RECORD EXTRACTS

— Start —

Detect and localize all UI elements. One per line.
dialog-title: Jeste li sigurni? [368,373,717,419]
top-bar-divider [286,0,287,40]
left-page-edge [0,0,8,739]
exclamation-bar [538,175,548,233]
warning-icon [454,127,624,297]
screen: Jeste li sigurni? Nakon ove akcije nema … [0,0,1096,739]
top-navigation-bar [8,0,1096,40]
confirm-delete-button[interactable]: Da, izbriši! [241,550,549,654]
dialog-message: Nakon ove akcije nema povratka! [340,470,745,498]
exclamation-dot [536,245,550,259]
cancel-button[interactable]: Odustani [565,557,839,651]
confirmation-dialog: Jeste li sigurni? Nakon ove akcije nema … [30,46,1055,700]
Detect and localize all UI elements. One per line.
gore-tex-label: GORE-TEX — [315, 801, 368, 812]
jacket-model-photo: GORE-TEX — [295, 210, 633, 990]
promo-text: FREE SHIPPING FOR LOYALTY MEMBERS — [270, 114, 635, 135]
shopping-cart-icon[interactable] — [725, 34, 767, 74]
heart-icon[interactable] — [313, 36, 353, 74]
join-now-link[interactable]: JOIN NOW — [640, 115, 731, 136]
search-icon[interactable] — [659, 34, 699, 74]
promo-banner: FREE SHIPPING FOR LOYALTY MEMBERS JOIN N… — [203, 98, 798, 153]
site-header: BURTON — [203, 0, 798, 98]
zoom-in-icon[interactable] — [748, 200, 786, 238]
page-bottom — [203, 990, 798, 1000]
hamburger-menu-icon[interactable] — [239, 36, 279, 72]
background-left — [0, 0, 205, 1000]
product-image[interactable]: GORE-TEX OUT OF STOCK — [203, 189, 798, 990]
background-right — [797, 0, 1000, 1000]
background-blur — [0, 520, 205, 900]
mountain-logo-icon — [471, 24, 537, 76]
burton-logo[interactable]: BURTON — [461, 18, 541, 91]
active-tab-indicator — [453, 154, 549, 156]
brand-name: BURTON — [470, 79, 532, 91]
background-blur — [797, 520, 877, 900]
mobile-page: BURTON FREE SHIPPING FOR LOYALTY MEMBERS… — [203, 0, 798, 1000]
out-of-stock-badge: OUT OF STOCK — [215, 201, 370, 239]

— End —

Turn every line of the listing above into a numbered list, skipping any blank lines.

1. Detect and localize all UI elements. One per line.
2. dialog-title: Jeste li sigurni? [368,373,717,419]
3. top-bar-divider [286,0,287,40]
4. left-page-edge [0,0,8,739]
5. exclamation-bar [538,175,548,233]
6. warning-icon [454,127,624,297]
7. screen: Jeste li sigurni? Nakon ove akcije nema … [0,0,1096,739]
8. top-navigation-bar [8,0,1096,40]
9. confirm-delete-button[interactable]: Da, izbriši! [241,550,549,654]
10. dialog-message: Nakon ove akcije nema povratka! [340,470,745,498]
11. exclamation-dot [536,245,550,259]
12. cancel-button[interactable]: Odustani [565,557,839,651]
13. confirmation-dialog: Jeste li sigurni? Nakon ove akcije nema … [30,46,1055,700]
14. Detect and localize all UI elements. One per line.
15. gore-tex-label: GORE-TEX — [315, 801, 368, 812]
16. jacket-model-photo: GORE-TEX — [295, 210, 633, 990]
17. promo-text: FREE SHIPPING FOR LOYALTY MEMBERS — [270, 114, 635, 135]
18. shopping-cart-icon[interactable] — [725, 34, 767, 74]
19. heart-icon[interactable] — [313, 36, 353, 74]
20. join-now-link[interactable]: JOIN NOW — [640, 115, 731, 136]
21. search-icon[interactable] — [659, 34, 699, 74]
22. promo-banner: FREE SHIPPING FOR LOYALTY MEMBERS JOIN N… — [203, 98, 798, 153]
23. site-header: BURTON — [203, 0, 798, 98]
24. zoom-in-icon[interactable] — [748, 200, 786, 238]
25. page-bottom — [203, 990, 798, 1000]
26. hamburger-menu-icon[interactable] — [239, 36, 279, 72]
27. background-left — [0, 0, 205, 1000]
28. product-image[interactable]: GORE-TEX OUT OF STOCK — [203, 189, 798, 990]
29. background-right — [797, 0, 1000, 1000]
30. background-blur — [0, 520, 205, 900]
31. mountain-logo-icon — [471, 24, 537, 76]
32. burton-logo[interactable]: BURTON — [461, 18, 541, 91]
33. active-tab-indicator — [453, 154, 549, 156]
34. brand-name: BURTON — [470, 79, 532, 91]
35. background-blur — [797, 520, 877, 900]
36. mobile-page: BURTON FREE SHIPPING FOR LOYALTY MEMBERS… — [203, 0, 798, 1000]
37. out-of-stock-badge: OUT OF STOCK — [215, 201, 370, 239]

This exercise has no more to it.